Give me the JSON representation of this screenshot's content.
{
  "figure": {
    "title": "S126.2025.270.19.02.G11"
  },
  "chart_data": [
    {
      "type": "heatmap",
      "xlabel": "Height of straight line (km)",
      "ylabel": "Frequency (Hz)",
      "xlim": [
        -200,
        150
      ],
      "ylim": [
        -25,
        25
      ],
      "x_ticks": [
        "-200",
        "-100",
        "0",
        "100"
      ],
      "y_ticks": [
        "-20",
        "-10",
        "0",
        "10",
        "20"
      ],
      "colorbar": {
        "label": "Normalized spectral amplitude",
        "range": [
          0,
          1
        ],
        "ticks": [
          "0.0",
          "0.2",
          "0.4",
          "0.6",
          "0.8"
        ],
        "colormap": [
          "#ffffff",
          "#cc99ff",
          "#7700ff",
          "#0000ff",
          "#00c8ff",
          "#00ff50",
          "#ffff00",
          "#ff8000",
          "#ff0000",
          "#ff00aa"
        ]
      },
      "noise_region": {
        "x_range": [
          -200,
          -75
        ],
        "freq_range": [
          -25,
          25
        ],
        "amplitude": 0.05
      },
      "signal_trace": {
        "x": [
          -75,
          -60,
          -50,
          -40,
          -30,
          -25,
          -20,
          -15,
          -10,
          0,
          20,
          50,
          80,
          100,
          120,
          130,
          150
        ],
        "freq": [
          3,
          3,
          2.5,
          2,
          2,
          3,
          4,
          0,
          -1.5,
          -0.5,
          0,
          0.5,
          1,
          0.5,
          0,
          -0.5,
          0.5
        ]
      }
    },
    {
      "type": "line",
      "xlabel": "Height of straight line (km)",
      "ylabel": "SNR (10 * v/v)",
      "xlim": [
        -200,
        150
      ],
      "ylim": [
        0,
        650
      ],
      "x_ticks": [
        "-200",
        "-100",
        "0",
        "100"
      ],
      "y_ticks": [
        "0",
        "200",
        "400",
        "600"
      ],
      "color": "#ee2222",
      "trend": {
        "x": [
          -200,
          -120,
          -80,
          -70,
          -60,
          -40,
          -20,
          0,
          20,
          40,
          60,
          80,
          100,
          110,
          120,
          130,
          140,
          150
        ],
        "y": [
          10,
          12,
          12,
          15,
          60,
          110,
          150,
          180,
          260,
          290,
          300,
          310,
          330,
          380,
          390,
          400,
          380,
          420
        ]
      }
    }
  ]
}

● ● ● ● ● ● ●

* _WHAT IS REQUIRED_:
Read the data above. Pull out each line in which the string "amplitude" appears.

* _FINISHED TASK_:
        "label": "Normalized spectral amplitude",
        "amplitude": 0.05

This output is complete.